== To do ==
Go through the entries below and collect each line with the string "会运用化合价写出简单的化学式" in it.

== Entries provided ==

-=-=-=-=-

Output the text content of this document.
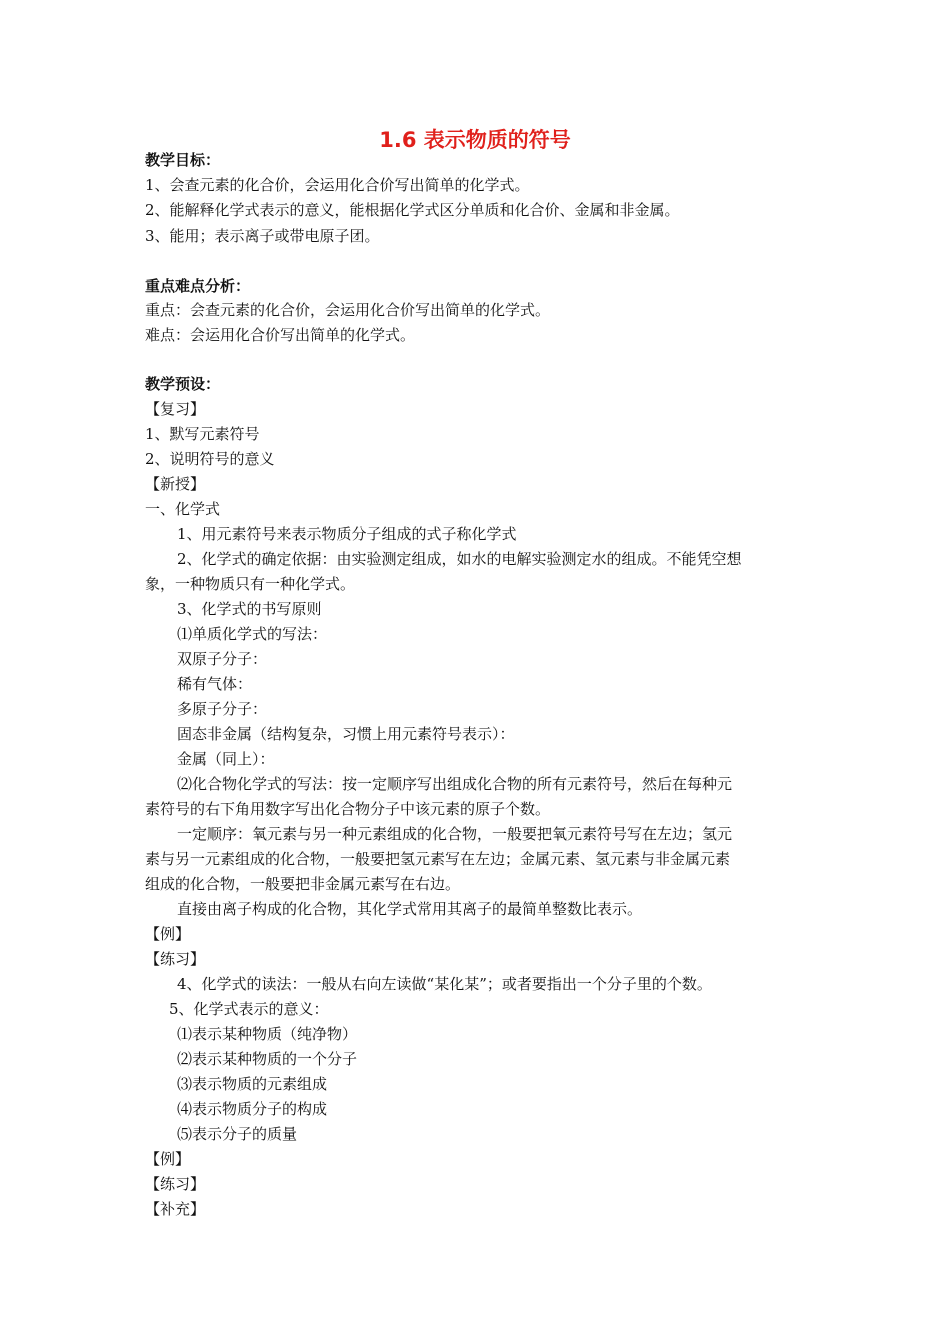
1.6 表示物质的符号
教学目标：
1、会查元素的化合价，会运用化合价写出简单的化学式。
2、能解释化学式表示的意义，能根据化学式区分单质和化合价、金属和非金属。
3、能用；表示离子或带电原子团。
重点难点分析：
重点：会查元素的化合价，会运用化合价写出简单的化学式。
难点：会运用化合价写出简单的化学式。
教学预设：
【复习】
1、默写元素符号
2、说明符号的意义
【新授】
一、化学式
1、用元素符号来表示物质分子组成的式子称化学式
2、化学式的确定依据：由实验测定组成，如水的电解实验测定水的组成。不能凭空想
象，一种物质只有一种化学式。
3、化学式的书写原则
⑴单质化学式的写法：
双原子分子：
稀有气体：
多原子分子：
固态非金属（结构复杂，习惯上用元素符号表示）：
金属（同上）：
⑵化合物化学式的写法：按一定顺序写出组成化合物的所有元素符号，然后在每种元
素符号的右下角用数字写出化合物分子中该元素的原子个数。
一定顺序：氧元素与另一种元素组成的化合物，一般要把氧元素符号写在左边；氢元
素与另一元素组成的化合物，一般要把氢元素写在左边；金属元素、氢元素与非金属元素
组成的化合物，一般要把非金属元素写在右边。
直接由离子构成的化合物，其化学式常用其离子的最简单整数比表示。
【例】
【练习】
4、化学式的读法：一般从右向左读做“某化某”；或者要指出一个分子里的个数。
5、化学式表示的意义：
⑴表示某种物质（纯净物）
⑵表示某种物质的一个分子
⑶表示物质的元素组成
⑷表示物质分子的构成
⑸表示分子的质量
【例】
【练习】
【补充】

-=-=-=-=-

== Solution ==
1、会查元素的化合价，会运用化合价写出简单的化学式。
重点：会查元素的化合价，会运用化合价写出简单的化学式。
难点：会运用化合价写出简单的化学式。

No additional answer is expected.